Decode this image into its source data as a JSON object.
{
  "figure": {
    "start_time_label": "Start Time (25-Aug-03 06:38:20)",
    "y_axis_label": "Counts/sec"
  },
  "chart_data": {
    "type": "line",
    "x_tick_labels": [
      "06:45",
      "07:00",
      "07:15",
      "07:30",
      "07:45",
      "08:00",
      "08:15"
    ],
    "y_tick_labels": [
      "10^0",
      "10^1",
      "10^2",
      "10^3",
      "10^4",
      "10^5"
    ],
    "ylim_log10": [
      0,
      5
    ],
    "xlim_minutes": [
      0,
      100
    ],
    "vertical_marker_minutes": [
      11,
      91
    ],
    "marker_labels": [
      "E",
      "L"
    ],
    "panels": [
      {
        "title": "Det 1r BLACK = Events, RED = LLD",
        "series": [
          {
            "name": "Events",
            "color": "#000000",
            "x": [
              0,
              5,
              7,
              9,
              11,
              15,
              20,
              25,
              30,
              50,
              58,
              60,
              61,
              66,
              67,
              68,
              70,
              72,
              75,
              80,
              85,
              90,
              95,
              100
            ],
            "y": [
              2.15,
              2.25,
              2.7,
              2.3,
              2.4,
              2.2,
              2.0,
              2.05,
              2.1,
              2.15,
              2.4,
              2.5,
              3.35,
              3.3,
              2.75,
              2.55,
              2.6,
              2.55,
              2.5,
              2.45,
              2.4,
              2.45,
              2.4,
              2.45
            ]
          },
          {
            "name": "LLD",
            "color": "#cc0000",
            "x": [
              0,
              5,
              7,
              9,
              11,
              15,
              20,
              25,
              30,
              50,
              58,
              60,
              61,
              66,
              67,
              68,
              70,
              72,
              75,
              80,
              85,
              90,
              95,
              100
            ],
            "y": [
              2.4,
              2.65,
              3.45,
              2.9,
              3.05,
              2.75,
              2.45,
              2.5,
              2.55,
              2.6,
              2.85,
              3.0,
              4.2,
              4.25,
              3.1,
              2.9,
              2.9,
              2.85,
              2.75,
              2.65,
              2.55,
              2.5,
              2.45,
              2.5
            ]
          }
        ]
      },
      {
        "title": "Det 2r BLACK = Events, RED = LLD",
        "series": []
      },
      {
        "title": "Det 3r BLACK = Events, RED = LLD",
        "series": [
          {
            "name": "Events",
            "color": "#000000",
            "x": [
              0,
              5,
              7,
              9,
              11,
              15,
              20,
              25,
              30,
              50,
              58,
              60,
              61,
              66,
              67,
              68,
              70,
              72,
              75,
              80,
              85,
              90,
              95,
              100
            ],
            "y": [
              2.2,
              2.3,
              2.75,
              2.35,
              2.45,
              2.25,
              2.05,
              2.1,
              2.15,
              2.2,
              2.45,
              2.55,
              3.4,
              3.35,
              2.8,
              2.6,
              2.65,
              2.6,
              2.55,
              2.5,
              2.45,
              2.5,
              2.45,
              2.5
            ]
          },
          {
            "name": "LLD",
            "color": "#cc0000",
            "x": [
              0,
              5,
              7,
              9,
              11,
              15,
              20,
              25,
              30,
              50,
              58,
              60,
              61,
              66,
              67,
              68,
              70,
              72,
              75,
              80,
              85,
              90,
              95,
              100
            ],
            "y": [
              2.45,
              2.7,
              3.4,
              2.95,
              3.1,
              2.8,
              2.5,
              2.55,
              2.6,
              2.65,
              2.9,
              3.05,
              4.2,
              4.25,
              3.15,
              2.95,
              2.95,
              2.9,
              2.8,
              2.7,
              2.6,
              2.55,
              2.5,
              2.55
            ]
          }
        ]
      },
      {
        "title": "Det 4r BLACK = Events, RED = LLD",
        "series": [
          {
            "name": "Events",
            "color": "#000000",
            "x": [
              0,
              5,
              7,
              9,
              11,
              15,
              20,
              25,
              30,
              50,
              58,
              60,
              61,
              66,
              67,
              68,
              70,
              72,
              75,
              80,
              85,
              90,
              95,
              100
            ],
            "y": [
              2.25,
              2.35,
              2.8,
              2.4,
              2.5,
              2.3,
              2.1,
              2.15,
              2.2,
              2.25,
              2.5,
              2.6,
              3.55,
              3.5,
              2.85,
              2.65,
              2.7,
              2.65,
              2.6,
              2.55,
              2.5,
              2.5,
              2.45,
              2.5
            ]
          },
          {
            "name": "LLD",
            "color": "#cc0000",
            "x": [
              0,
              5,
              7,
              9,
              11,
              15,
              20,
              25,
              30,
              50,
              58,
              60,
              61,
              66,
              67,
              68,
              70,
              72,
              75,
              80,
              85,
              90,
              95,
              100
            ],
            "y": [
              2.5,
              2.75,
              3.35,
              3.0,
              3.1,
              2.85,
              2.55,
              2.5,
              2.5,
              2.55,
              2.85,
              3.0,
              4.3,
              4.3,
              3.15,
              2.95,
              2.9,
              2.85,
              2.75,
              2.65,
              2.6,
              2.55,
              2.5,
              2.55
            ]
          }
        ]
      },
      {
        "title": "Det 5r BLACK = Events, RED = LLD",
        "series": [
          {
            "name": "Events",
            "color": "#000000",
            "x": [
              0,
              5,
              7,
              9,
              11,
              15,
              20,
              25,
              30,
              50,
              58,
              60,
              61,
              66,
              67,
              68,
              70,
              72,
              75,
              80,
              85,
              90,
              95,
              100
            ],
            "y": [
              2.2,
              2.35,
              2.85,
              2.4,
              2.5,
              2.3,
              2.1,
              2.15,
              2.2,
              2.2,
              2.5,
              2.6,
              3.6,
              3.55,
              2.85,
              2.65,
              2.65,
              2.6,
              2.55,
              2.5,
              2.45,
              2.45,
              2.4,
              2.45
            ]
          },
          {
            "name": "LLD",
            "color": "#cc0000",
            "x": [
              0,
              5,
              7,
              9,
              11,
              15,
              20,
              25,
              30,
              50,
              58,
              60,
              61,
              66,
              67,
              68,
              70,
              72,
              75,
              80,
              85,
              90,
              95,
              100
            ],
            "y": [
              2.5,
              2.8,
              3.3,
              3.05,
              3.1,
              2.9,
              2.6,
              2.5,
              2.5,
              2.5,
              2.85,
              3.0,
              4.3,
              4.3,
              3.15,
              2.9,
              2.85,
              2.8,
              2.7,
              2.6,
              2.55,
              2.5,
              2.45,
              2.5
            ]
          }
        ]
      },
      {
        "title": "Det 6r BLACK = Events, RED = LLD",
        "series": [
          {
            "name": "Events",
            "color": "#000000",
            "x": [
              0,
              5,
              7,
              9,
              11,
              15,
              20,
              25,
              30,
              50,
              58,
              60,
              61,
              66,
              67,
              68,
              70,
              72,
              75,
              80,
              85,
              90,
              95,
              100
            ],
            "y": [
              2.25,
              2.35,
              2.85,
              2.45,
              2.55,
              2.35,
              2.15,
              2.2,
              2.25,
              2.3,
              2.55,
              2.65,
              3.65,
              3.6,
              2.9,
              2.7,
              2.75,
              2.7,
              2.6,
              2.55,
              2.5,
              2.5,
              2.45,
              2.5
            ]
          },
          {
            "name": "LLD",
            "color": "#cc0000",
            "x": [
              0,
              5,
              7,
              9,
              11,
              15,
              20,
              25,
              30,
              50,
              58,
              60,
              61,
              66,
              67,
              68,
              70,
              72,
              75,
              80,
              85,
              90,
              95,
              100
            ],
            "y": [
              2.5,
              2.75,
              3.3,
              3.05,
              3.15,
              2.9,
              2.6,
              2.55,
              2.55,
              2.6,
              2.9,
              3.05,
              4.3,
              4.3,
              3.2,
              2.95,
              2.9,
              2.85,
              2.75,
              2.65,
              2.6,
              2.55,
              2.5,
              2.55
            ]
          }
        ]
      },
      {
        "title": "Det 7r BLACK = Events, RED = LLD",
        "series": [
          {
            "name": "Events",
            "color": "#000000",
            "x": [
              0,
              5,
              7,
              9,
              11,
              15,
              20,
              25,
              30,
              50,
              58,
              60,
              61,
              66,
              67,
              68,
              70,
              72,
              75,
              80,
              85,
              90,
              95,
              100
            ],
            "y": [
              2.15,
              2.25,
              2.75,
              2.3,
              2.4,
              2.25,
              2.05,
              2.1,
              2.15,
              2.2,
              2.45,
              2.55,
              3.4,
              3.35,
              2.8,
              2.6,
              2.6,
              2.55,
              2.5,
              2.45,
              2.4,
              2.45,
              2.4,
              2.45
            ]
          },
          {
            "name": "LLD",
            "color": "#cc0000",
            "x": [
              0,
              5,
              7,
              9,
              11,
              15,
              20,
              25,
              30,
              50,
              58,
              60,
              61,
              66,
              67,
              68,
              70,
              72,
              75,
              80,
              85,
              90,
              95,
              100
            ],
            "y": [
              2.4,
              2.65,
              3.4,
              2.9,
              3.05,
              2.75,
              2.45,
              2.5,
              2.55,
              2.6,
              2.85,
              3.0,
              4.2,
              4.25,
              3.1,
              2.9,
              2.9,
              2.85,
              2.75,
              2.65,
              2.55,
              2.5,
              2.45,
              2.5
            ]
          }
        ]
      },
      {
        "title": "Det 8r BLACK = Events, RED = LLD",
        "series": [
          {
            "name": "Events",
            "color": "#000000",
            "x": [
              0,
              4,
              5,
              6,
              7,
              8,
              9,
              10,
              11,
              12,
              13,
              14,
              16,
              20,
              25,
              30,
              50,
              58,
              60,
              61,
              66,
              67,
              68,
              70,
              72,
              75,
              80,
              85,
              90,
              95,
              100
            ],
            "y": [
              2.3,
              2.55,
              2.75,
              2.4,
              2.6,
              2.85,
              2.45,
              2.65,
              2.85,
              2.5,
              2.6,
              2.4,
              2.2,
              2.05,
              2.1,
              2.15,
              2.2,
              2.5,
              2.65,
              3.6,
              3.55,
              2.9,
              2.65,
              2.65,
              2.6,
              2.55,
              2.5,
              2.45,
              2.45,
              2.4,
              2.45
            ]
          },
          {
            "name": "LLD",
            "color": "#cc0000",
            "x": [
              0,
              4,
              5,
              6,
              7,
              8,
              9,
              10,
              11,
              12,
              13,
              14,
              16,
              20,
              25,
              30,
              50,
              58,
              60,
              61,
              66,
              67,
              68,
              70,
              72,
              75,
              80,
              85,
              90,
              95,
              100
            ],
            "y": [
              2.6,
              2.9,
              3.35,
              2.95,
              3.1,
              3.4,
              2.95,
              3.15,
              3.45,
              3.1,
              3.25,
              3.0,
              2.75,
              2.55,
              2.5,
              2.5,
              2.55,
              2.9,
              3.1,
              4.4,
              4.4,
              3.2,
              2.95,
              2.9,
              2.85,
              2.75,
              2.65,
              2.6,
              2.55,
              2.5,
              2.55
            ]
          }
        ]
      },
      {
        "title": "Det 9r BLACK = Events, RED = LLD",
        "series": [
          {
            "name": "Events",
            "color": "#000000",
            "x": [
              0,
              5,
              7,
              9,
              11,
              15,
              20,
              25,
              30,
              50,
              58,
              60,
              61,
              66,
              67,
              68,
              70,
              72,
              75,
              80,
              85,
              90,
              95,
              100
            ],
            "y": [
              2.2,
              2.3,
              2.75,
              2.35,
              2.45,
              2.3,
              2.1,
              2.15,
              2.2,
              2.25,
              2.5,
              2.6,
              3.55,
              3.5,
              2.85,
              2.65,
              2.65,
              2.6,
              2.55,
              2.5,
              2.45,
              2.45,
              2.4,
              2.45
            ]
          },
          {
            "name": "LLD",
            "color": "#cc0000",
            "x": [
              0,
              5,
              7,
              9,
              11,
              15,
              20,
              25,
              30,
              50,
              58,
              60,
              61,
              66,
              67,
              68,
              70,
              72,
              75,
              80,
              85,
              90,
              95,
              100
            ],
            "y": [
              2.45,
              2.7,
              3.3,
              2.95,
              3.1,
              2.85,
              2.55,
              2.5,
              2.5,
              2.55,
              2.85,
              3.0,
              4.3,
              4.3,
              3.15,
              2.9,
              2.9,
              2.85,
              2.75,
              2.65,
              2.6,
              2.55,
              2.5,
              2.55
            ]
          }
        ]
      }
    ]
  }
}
++++
Problem details
Lines containing the word "BLACK" are to be counted in the listing; state their number alone.

Solution for this exercise
9